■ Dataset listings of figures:
■ ■ ■ ■ ■ ■ ■
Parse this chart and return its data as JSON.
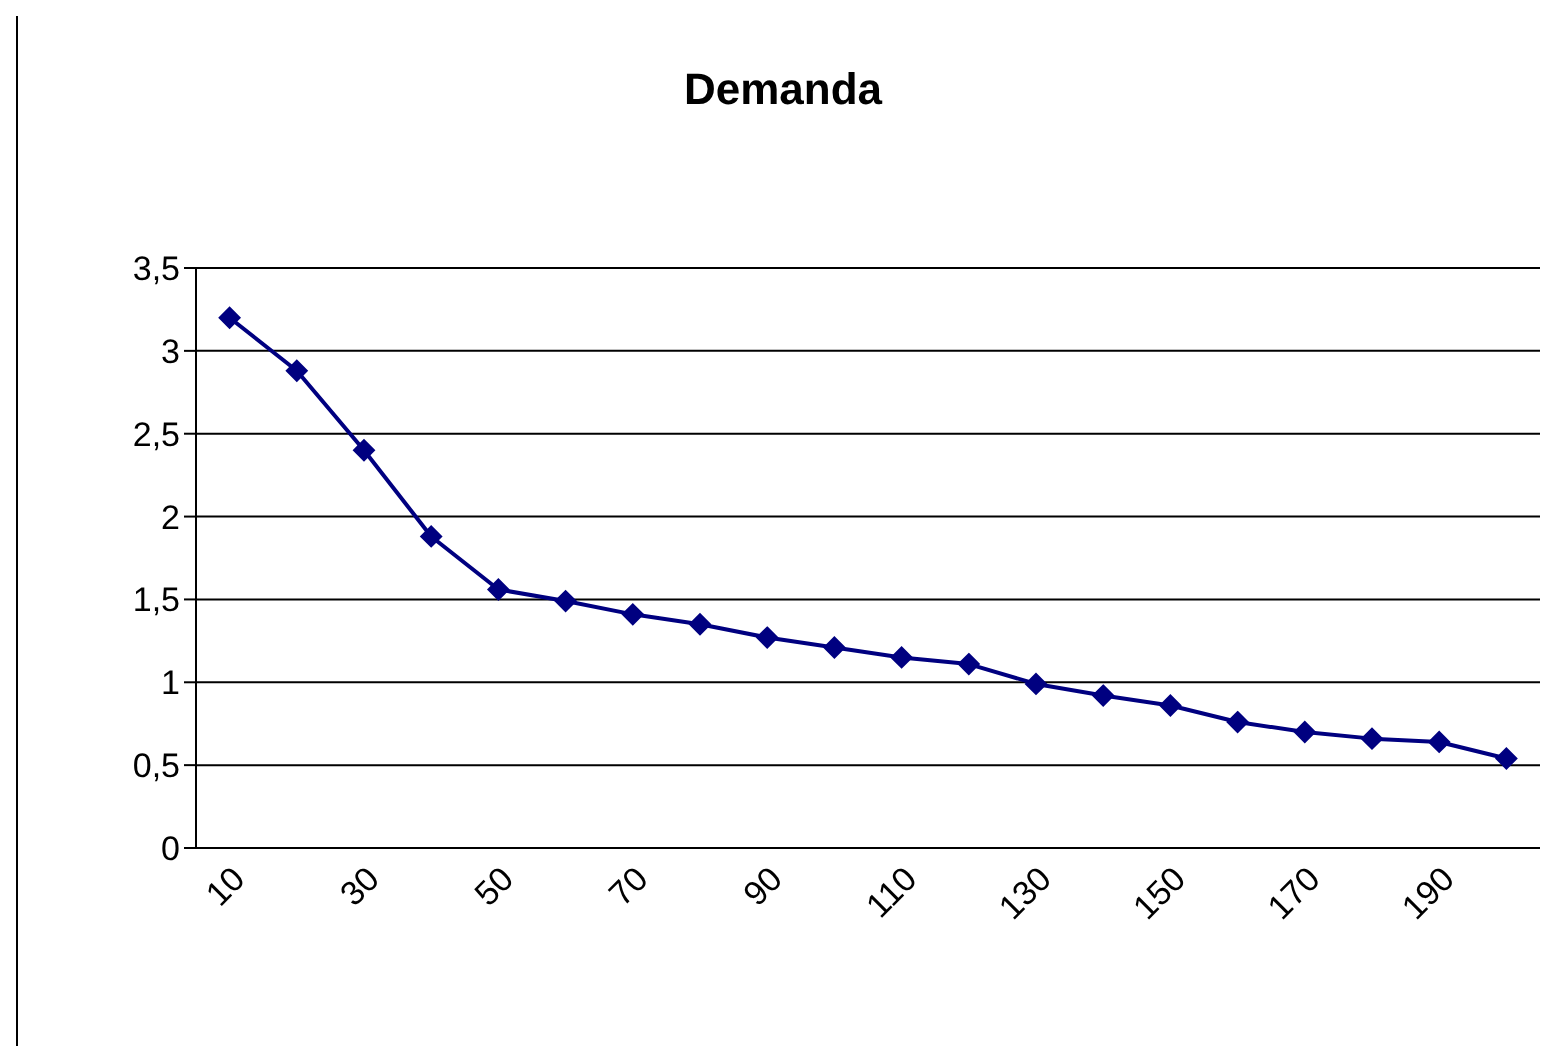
{
  "chart_data": {
    "type": "line",
    "title": "Demanda",
    "categories": [
      "10",
      null,
      "30",
      null,
      "50",
      null,
      "70",
      null,
      "90",
      null,
      "110",
      null,
      "130",
      null,
      "150",
      null,
      "170",
      null,
      "190",
      null
    ],
    "series": [
      {
        "color": "#000080",
        "values": [
          3.2,
          2.88,
          2.4,
          1.88,
          1.56,
          1.49,
          1.41,
          1.35,
          1.27,
          1.21,
          1.15,
          1.11,
          0.99,
          0.92,
          0.86,
          0.76,
          0.7,
          0.66,
          0.64,
          0.54
        ]
      }
    ],
    "ylim": [
      0,
      3.5
    ],
    "yticks": [
      0,
      {
        "value": 0.5,
        "label": "0,5"
      },
      1,
      {
        "value": 1.5,
        "label": "1,5"
      },
      2,
      {
        "value": 2.5,
        "label": "2,5"
      },
      3,
      {
        "value": 3.5,
        "label": "3,5"
      }
    ],
    "grid": "y",
    "legend": false,
    "marker": "diamond",
    "line_style": "solid"
  }
}
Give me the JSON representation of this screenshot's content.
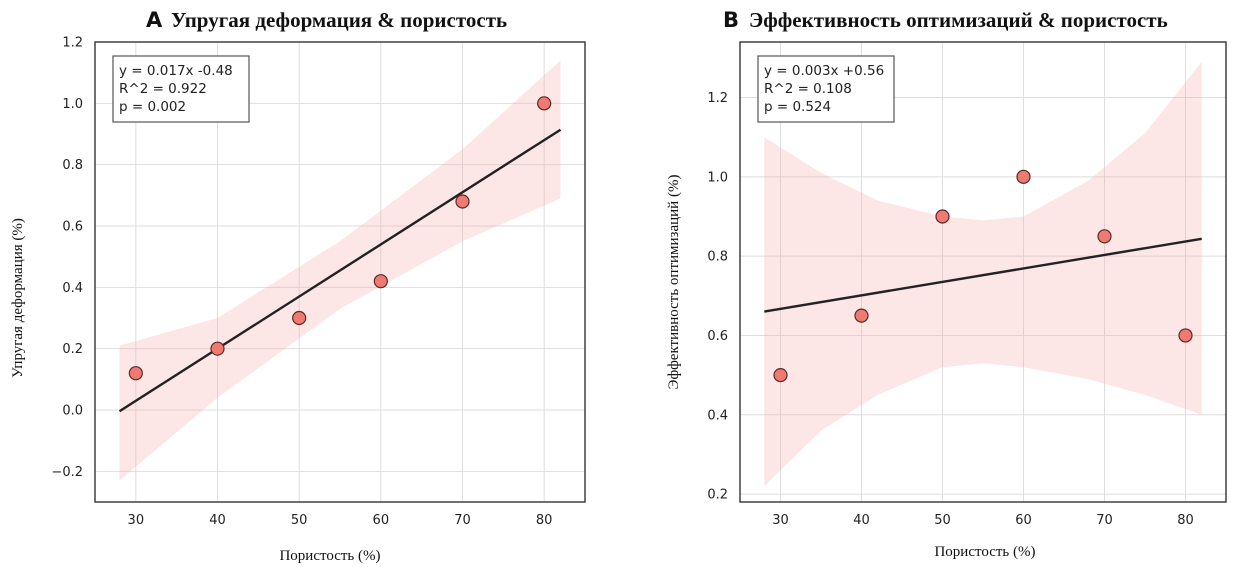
{
  "chart_data": [
    {
      "type": "scatter",
      "panel_letter": "A",
      "title": "Упругая деформация & пористость",
      "xlabel": "Пористость (%)",
      "ylabel": "Упругая деформация (%)",
      "xlim": [
        25,
        85
      ],
      "ylim": [
        -0.3,
        1.2
      ],
      "xticks": [
        30,
        40,
        50,
        60,
        70,
        80
      ],
      "yticks": [
        -0.2,
        0.0,
        0.2,
        0.4,
        0.6,
        0.8,
        1.0,
        1.2
      ],
      "ytick_labels": [
        "−0.2",
        "0.0",
        "0.2",
        "0.4",
        "0.6",
        "0.8",
        "1.0",
        "1.2"
      ],
      "grid": true,
      "x": [
        30,
        40,
        50,
        60,
        70,
        80
      ],
      "y": [
        0.12,
        0.2,
        0.3,
        0.42,
        0.68,
        1.0
      ],
      "fit": {
        "slope": 0.017,
        "intercept": -0.48,
        "x_range": [
          28,
          82
        ]
      },
      "ci_band": {
        "x": [
          28,
          40,
          55,
          70,
          82
        ],
        "upper": [
          0.21,
          0.3,
          0.55,
          0.85,
          1.14
        ],
        "lower": [
          -0.23,
          0.04,
          0.33,
          0.55,
          0.69
        ]
      },
      "annotation": [
        "y = 0.017x -0.48",
        "R^2 = 0.922",
        "p = 0.002"
      ],
      "colors": {
        "points": "#ee7a72",
        "band": "#f6a5a5",
        "line": "#222222"
      }
    },
    {
      "type": "scatter",
      "panel_letter": "B",
      "title": "Эффективность оптимизаций & пористость",
      "xlabel": "Пористость (%)",
      "ylabel": "Эффективность оптимизаций (%)",
      "xlim": [
        25,
        85
      ],
      "ylim": [
        0.18,
        1.34
      ],
      "xticks": [
        30,
        40,
        50,
        60,
        70,
        80
      ],
      "yticks": [
        0.2,
        0.4,
        0.6,
        0.8,
        1.0,
        1.2
      ],
      "ytick_labels": [
        "0.2",
        "0.4",
        "0.6",
        "0.8",
        "1.0",
        "1.2"
      ],
      "grid": true,
      "x": [
        30,
        40,
        50,
        60,
        70,
        80
      ],
      "y": [
        0.5,
        0.65,
        0.9,
        1.0,
        0.85,
        0.6
      ],
      "fit": {
        "slope": 0.0034,
        "intercept": 0.565,
        "x_range": [
          28,
          82
        ]
      },
      "ci_band": {
        "x": [
          28,
          35,
          42,
          50,
          55,
          60,
          68,
          75,
          82
        ],
        "upper": [
          1.1,
          1.01,
          0.94,
          0.9,
          0.89,
          0.9,
          0.99,
          1.11,
          1.29
        ],
        "lower": [
          0.22,
          0.36,
          0.45,
          0.52,
          0.53,
          0.52,
          0.49,
          0.45,
          0.4
        ]
      },
      "annotation": [
        "y = 0.003x +0.56",
        "R^2 = 0.108",
        "p = 0.524"
      ],
      "colors": {
        "points": "#ee7a72",
        "band": "#f6a5a5",
        "line": "#222222"
      }
    }
  ]
}
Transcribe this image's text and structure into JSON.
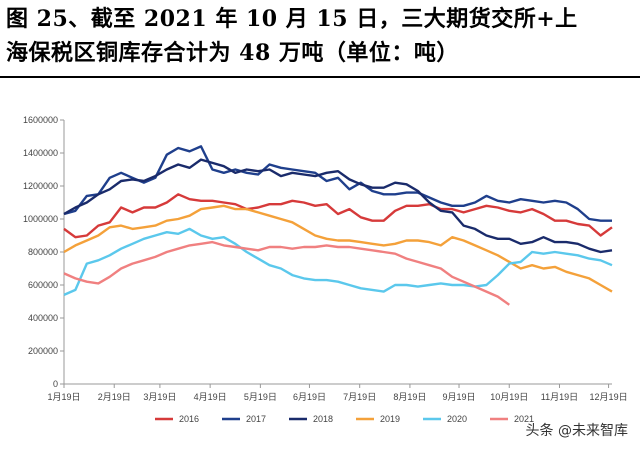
{
  "title": {
    "line1": "图 25、截至 2021 年 10 月 15 日，三大期货交所+上",
    "line2": "海保税区铜库存合计为 48 万吨（单位：吨）"
  },
  "watermark": "头条 @未来智库",
  "chart_data": {
    "type": "line",
    "ylim": [
      0,
      1600000
    ],
    "yticks": [
      0,
      200000,
      400000,
      600000,
      800000,
      1000000,
      1200000,
      1400000,
      1600000
    ],
    "ytick_labels": [
      "0",
      "200000",
      "400000",
      "600000",
      "800000",
      "1000000",
      "1200000",
      "1400000",
      "1600000"
    ],
    "xlim": [
      0,
      48
    ],
    "xticks": [
      0,
      4.4,
      8.4,
      12.8,
      17.2,
      21.5,
      25.9,
      30.3,
      34.6,
      39,
      43.4,
      47.7
    ],
    "xtick_labels": [
      "1月19日",
      "2月19日",
      "3月19日",
      "4月19日",
      "5月19日",
      "6月19日",
      "7月19日",
      "8月19日",
      "9月19日",
      "10月19日",
      "11月19日",
      "12月19日"
    ],
    "legend_position": "bottom",
    "series": [
      {
        "name": "2016",
        "color": "#d63a3a",
        "x": [
          0,
          1,
          2,
          3,
          4,
          5,
          6,
          7,
          8,
          9,
          10,
          11,
          12,
          13,
          14,
          15,
          16,
          17,
          18,
          19,
          20,
          21,
          22,
          23,
          24,
          25,
          26,
          27,
          28,
          29,
          30,
          31,
          32,
          33,
          34,
          35,
          36,
          37,
          38,
          39,
          40,
          41,
          42,
          43,
          44,
          45,
          46,
          47,
          48
        ],
        "y": [
          940000,
          890000,
          900000,
          960000,
          980000,
          1070000,
          1040000,
          1070000,
          1070000,
          1100000,
          1150000,
          1120000,
          1110000,
          1110000,
          1100000,
          1090000,
          1060000,
          1070000,
          1090000,
          1090000,
          1110000,
          1100000,
          1080000,
          1090000,
          1030000,
          1060000,
          1010000,
          990000,
          990000,
          1050000,
          1080000,
          1080000,
          1090000,
          1060000,
          1060000,
          1040000,
          1060000,
          1080000,
          1070000,
          1050000,
          1040000,
          1060000,
          1030000,
          990000,
          990000,
          970000,
          960000,
          900000,
          950000
        ]
      },
      {
        "name": "2017",
        "color": "#1f3f8c",
        "x": [
          0,
          1,
          2,
          3,
          4,
          5,
          6,
          7,
          8,
          9,
          10,
          11,
          12,
          13,
          14,
          15,
          16,
          17,
          18,
          19,
          20,
          21,
          22,
          23,
          24,
          25,
          26,
          27,
          28,
          29,
          30,
          31,
          32,
          33,
          34,
          35,
          36,
          37,
          38,
          39,
          40,
          41,
          42,
          43,
          44,
          45,
          46,
          47,
          48
        ],
        "y": [
          1030000,
          1050000,
          1140000,
          1150000,
          1250000,
          1280000,
          1250000,
          1220000,
          1250000,
          1390000,
          1430000,
          1410000,
          1440000,
          1300000,
          1280000,
          1300000,
          1280000,
          1270000,
          1330000,
          1310000,
          1300000,
          1290000,
          1280000,
          1230000,
          1250000,
          1180000,
          1220000,
          1170000,
          1150000,
          1150000,
          1160000,
          1160000,
          1130000,
          1100000,
          1080000,
          1080000,
          1100000,
          1140000,
          1110000,
          1100000,
          1120000,
          1110000,
          1100000,
          1110000,
          1100000,
          1060000,
          1000000,
          990000,
          990000
        ]
      },
      {
        "name": "2018",
        "color": "#1a2b6b",
        "x": [
          0,
          1,
          2,
          3,
          4,
          5,
          6,
          7,
          8,
          9,
          10,
          11,
          12,
          13,
          14,
          15,
          16,
          17,
          18,
          19,
          20,
          21,
          22,
          23,
          24,
          25,
          26,
          27,
          28,
          29,
          30,
          31,
          32,
          33,
          34,
          35,
          36,
          37,
          38,
          39,
          40,
          41,
          42,
          43,
          44,
          45,
          46,
          47,
          48
        ],
        "y": [
          1030000,
          1070000,
          1100000,
          1150000,
          1180000,
          1230000,
          1240000,
          1230000,
          1260000,
          1300000,
          1330000,
          1310000,
          1360000,
          1340000,
          1320000,
          1280000,
          1300000,
          1290000,
          1300000,
          1260000,
          1280000,
          1270000,
          1260000,
          1280000,
          1290000,
          1240000,
          1210000,
          1190000,
          1190000,
          1220000,
          1210000,
          1170000,
          1100000,
          1050000,
          1040000,
          960000,
          940000,
          900000,
          880000,
          880000,
          850000,
          860000,
          890000,
          860000,
          860000,
          850000,
          820000,
          800000,
          810000
        ]
      },
      {
        "name": "2019",
        "color": "#f4a13a",
        "x": [
          0,
          1,
          2,
          3,
          4,
          5,
          6,
          7,
          8,
          9,
          10,
          11,
          12,
          13,
          14,
          15,
          16,
          17,
          18,
          19,
          20,
          21,
          22,
          23,
          24,
          25,
          26,
          27,
          28,
          29,
          30,
          31,
          32,
          33,
          34,
          35,
          36,
          37,
          38,
          39,
          40,
          41,
          42,
          43,
          44,
          45,
          46,
          47,
          48
        ],
        "y": [
          800000,
          840000,
          870000,
          900000,
          950000,
          960000,
          940000,
          950000,
          960000,
          990000,
          1000000,
          1020000,
          1060000,
          1070000,
          1080000,
          1060000,
          1060000,
          1040000,
          1020000,
          1000000,
          980000,
          940000,
          900000,
          880000,
          870000,
          870000,
          860000,
          850000,
          840000,
          850000,
          870000,
          870000,
          860000,
          840000,
          890000,
          870000,
          840000,
          810000,
          780000,
          740000,
          700000,
          720000,
          700000,
          710000,
          680000,
          660000,
          640000,
          600000,
          560000
        ]
      },
      {
        "name": "2020",
        "color": "#5bc8ec",
        "x": [
          0,
          1,
          2,
          3,
          4,
          5,
          6,
          7,
          8,
          9,
          10,
          11,
          12,
          13,
          14,
          15,
          16,
          17,
          18,
          19,
          20,
          21,
          22,
          23,
          24,
          25,
          26,
          27,
          28,
          29,
          30,
          31,
          32,
          33,
          34,
          35,
          36,
          37,
          38,
          39,
          40,
          41,
          42,
          43,
          44,
          45,
          46,
          47,
          48
        ],
        "y": [
          540000,
          570000,
          730000,
          750000,
          780000,
          820000,
          850000,
          880000,
          900000,
          920000,
          910000,
          940000,
          900000,
          880000,
          890000,
          850000,
          800000,
          760000,
          720000,
          700000,
          660000,
          640000,
          630000,
          630000,
          620000,
          600000,
          580000,
          570000,
          560000,
          600000,
          600000,
          590000,
          600000,
          610000,
          600000,
          600000,
          590000,
          600000,
          660000,
          730000,
          740000,
          800000,
          790000,
          800000,
          790000,
          780000,
          760000,
          750000,
          720000
        ]
      },
      {
        "name": "2021",
        "color": "#f08080",
        "x": [
          0,
          1,
          2,
          3,
          4,
          5,
          6,
          7,
          8,
          9,
          10,
          11,
          12,
          13,
          14,
          15,
          16,
          17,
          18,
          19,
          20,
          21,
          22,
          23,
          24,
          25,
          26,
          27,
          28,
          29,
          30,
          31,
          32,
          33,
          34,
          35,
          36,
          37,
          38,
          39
        ],
        "y": [
          670000,
          640000,
          620000,
          610000,
          650000,
          700000,
          730000,
          750000,
          770000,
          800000,
          820000,
          840000,
          850000,
          860000,
          840000,
          830000,
          820000,
          810000,
          830000,
          830000,
          820000,
          830000,
          830000,
          840000,
          830000,
          830000,
          820000,
          810000,
          800000,
          790000,
          760000,
          740000,
          720000,
          700000,
          650000,
          620000,
          590000,
          560000,
          530000,
          480000
        ]
      }
    ]
  }
}
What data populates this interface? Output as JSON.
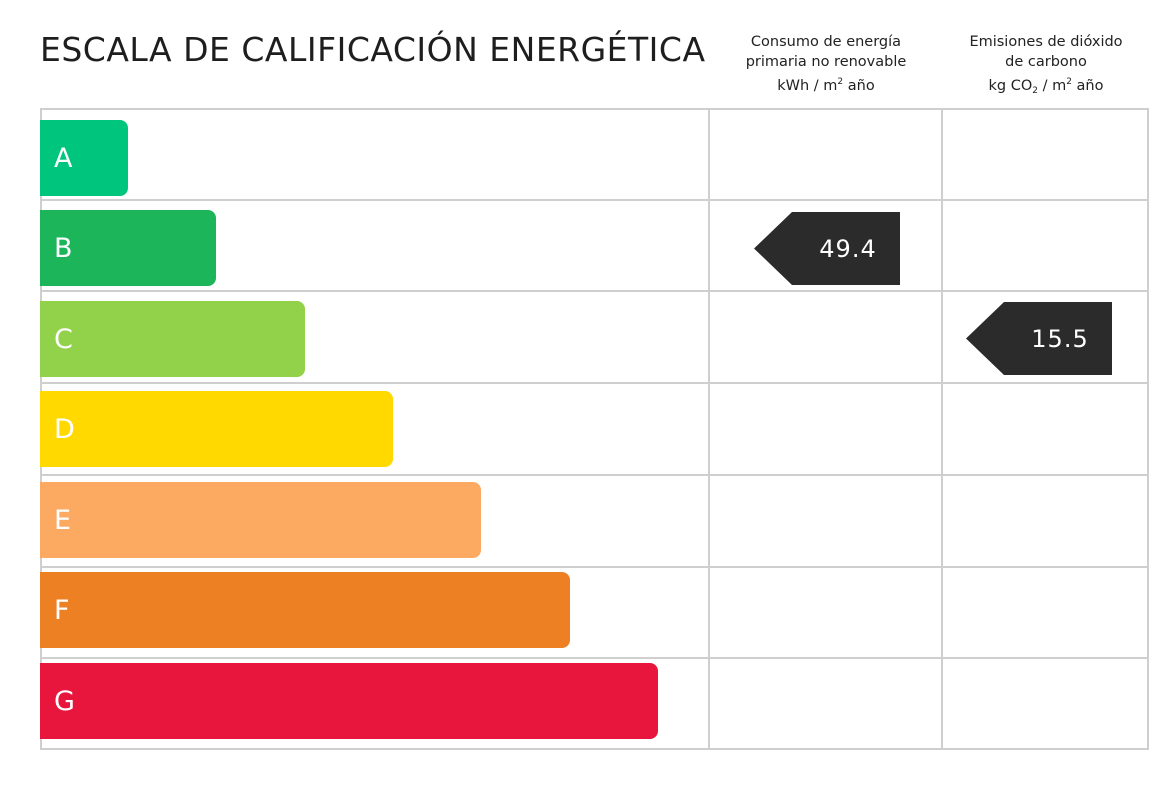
{
  "title": "ESCALA DE CALIFICACIÓN ENERGÉTICA",
  "columns": {
    "energy": {
      "line1": "Consumo de energía",
      "line2": "primaria no renovable",
      "unit_pre": "kWh / m",
      "unit_sup": "2",
      "unit_post": " año"
    },
    "co2": {
      "line1": "Emisiones de dióxido",
      "line2": "de carbono",
      "unit_pre": "kg CO",
      "unit_sub": "2",
      "unit_mid": " / m",
      "unit_sup": "2",
      "unit_post": " año"
    }
  },
  "grades": [
    {
      "label": "A",
      "color": "#00c57c"
    },
    {
      "label": "B",
      "color": "#1db559"
    },
    {
      "label": "C",
      "color": "#92d14a"
    },
    {
      "label": "D",
      "color": "#ffd900"
    },
    {
      "label": "E",
      "color": "#fca962"
    },
    {
      "label": "F",
      "color": "#ee8024"
    },
    {
      "label": "G",
      "color": "#e8163c"
    }
  ],
  "ratings": {
    "energy": {
      "grade": "B",
      "value": "49.4"
    },
    "co2": {
      "grade": "C",
      "value": "15.5"
    }
  },
  "tag_color": "#2b2b2b"
}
■ ■ ■ ■ ■ ■ ■
■ Exercise task: Report how many lines in the records hold the word "ylabel", giving the number and nothing else.

■ Problem solution: 2